**WHAT YOU SHOULD DO**. Look for the word "classe" in each line and report the count of matching lines, with nothing added.

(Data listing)

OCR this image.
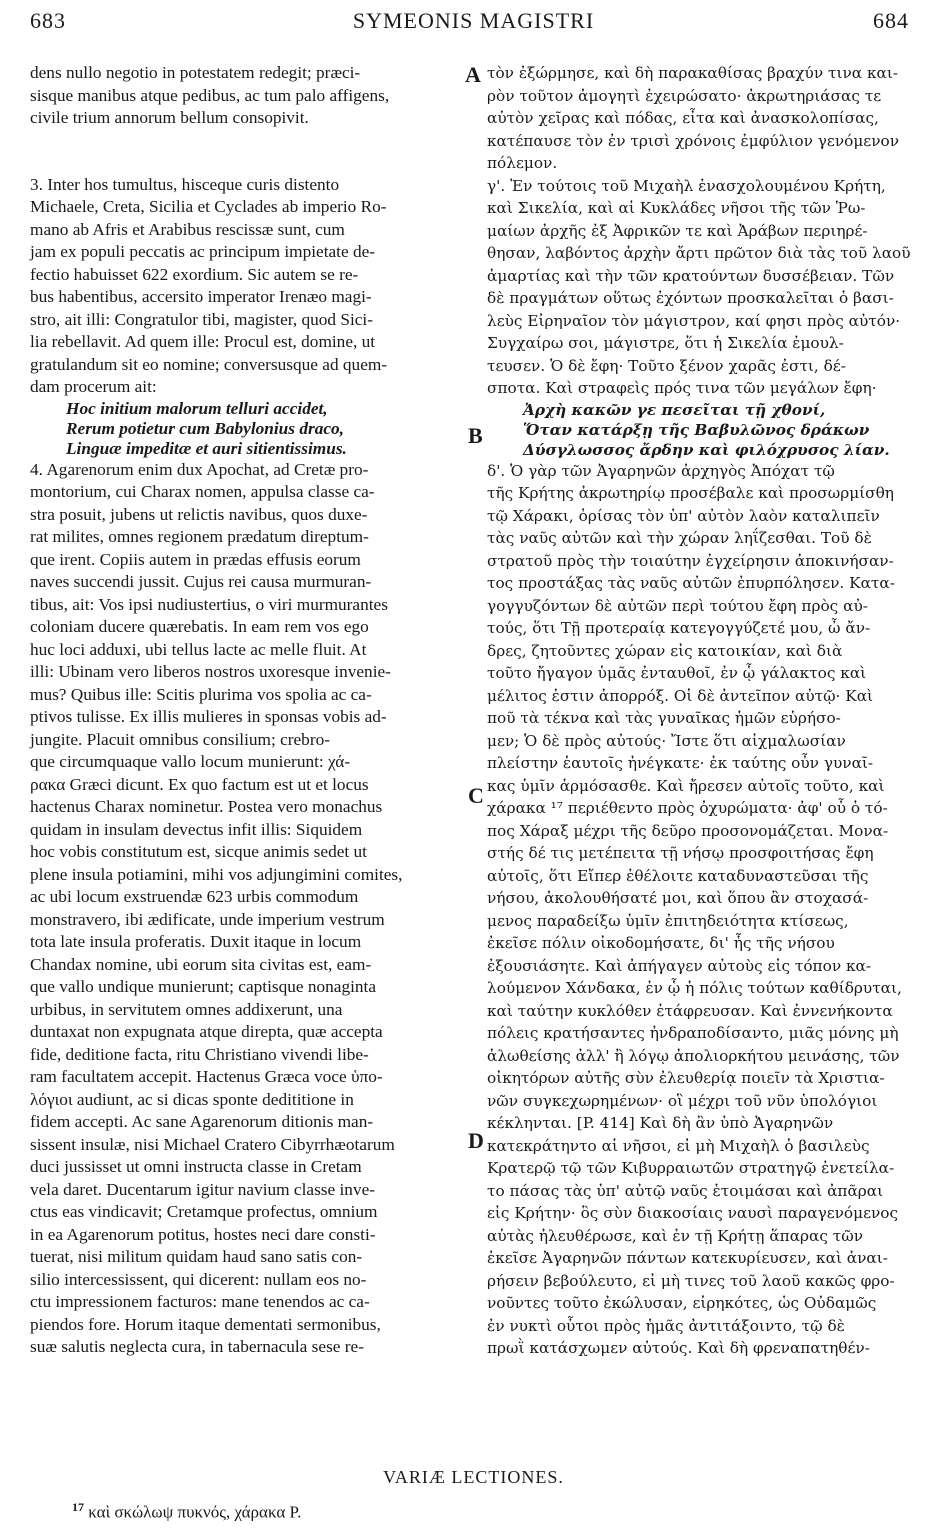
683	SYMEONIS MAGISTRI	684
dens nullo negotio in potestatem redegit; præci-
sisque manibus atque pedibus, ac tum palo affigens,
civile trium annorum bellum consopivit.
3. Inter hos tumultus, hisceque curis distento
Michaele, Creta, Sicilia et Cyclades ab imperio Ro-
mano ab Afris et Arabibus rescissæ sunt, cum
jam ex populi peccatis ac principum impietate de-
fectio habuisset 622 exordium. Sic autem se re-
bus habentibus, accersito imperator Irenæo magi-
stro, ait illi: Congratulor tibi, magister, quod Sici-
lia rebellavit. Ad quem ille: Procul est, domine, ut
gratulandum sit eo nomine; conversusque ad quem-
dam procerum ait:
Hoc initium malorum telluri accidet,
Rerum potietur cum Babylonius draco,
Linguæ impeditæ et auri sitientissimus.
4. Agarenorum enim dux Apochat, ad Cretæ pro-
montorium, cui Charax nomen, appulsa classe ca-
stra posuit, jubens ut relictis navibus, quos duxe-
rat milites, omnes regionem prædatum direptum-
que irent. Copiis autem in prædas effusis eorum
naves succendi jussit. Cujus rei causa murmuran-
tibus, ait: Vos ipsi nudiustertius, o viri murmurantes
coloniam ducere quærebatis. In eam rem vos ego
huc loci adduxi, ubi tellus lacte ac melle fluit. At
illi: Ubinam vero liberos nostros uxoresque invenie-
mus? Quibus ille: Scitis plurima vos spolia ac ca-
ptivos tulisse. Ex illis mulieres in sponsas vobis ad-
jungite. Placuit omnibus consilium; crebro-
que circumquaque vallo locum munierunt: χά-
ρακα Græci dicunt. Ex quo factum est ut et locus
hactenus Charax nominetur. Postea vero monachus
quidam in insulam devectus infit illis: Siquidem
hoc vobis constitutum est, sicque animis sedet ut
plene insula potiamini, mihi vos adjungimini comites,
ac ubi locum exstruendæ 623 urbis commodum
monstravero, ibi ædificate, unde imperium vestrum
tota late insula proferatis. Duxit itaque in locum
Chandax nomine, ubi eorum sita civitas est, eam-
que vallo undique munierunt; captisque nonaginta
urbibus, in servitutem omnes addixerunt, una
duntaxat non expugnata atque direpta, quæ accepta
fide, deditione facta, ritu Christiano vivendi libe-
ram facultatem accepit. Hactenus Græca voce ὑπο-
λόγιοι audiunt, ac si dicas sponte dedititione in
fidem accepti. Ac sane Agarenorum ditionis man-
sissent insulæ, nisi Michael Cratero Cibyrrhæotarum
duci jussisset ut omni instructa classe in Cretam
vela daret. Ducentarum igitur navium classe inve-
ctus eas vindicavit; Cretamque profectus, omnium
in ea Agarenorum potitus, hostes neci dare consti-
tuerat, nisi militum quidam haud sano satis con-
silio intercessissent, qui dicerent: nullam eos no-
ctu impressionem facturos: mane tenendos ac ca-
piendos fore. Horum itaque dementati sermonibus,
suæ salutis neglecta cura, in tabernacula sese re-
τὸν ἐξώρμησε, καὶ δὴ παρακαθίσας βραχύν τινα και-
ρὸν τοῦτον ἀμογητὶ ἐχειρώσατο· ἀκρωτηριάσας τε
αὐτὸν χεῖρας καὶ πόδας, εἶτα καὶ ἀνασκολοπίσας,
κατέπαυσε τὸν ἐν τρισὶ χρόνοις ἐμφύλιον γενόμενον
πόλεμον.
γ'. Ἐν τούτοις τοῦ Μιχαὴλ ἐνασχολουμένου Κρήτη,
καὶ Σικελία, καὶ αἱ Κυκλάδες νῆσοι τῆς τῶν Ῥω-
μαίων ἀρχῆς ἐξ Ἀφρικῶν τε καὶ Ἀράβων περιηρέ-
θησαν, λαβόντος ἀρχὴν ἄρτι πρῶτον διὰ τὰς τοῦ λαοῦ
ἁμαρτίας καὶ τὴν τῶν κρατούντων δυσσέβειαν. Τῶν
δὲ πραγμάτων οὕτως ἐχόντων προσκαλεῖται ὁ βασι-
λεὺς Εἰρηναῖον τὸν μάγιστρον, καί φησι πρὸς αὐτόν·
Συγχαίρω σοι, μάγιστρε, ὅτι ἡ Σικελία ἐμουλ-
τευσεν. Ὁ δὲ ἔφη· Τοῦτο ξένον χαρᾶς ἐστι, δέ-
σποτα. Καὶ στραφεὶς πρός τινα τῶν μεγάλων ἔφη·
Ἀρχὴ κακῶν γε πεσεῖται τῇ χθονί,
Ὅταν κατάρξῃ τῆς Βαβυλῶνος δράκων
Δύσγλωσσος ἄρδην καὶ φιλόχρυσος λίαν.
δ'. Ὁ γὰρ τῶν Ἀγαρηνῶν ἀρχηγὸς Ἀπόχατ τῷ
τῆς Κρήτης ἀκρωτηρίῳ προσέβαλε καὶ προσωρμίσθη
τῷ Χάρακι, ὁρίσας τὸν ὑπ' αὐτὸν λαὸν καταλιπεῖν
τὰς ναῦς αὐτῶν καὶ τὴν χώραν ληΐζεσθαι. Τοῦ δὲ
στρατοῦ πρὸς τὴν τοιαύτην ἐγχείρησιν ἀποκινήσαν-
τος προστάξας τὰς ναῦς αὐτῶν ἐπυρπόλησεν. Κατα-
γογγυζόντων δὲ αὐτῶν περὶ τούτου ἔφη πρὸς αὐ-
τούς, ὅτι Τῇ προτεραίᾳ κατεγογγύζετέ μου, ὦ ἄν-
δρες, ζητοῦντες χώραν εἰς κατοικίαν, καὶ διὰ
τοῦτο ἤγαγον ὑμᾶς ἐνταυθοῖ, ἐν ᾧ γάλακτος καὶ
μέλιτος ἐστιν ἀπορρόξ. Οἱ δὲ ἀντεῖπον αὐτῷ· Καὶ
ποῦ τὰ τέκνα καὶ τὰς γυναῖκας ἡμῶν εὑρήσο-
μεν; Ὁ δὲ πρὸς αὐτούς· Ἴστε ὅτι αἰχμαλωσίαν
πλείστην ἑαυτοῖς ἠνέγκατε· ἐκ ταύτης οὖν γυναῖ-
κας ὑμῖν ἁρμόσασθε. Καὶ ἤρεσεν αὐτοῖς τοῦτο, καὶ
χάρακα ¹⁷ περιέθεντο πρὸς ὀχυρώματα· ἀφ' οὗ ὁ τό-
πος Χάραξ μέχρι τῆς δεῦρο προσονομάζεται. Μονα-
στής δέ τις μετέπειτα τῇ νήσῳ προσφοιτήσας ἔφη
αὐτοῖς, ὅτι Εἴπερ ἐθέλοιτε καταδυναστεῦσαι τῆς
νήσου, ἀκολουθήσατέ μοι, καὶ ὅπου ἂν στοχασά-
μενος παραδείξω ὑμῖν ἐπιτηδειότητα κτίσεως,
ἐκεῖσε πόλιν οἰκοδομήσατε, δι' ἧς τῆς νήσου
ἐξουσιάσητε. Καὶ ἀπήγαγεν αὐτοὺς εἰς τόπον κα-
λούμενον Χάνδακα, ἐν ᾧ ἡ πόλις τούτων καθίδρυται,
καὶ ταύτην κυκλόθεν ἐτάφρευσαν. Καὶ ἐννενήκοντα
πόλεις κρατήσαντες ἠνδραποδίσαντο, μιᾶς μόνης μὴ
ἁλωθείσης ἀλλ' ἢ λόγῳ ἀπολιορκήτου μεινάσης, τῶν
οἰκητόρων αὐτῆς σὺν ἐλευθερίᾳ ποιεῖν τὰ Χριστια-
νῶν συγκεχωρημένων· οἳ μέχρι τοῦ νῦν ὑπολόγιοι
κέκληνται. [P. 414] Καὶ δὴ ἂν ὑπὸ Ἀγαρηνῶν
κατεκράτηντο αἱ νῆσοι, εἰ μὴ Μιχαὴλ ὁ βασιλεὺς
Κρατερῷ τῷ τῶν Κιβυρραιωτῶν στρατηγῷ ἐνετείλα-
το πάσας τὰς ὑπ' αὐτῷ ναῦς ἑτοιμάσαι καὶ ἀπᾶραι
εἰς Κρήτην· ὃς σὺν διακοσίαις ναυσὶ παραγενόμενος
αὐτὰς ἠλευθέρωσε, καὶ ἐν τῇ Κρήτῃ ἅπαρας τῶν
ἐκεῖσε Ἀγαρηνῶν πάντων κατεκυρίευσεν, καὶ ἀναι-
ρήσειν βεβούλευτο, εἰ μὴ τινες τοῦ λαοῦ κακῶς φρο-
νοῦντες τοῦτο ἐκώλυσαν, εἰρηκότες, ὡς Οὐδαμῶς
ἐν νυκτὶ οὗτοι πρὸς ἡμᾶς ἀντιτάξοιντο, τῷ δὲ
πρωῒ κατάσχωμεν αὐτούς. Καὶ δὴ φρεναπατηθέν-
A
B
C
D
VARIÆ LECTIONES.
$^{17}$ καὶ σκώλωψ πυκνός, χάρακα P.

---

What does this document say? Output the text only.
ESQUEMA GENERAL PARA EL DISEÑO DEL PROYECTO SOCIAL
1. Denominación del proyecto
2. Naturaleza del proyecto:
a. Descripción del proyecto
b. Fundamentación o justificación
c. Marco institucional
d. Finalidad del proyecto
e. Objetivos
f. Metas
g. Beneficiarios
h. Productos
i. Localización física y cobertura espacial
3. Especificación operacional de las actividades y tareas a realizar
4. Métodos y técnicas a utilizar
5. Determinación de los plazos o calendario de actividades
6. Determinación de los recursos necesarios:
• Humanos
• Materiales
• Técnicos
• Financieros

**TASK RESULT**. 3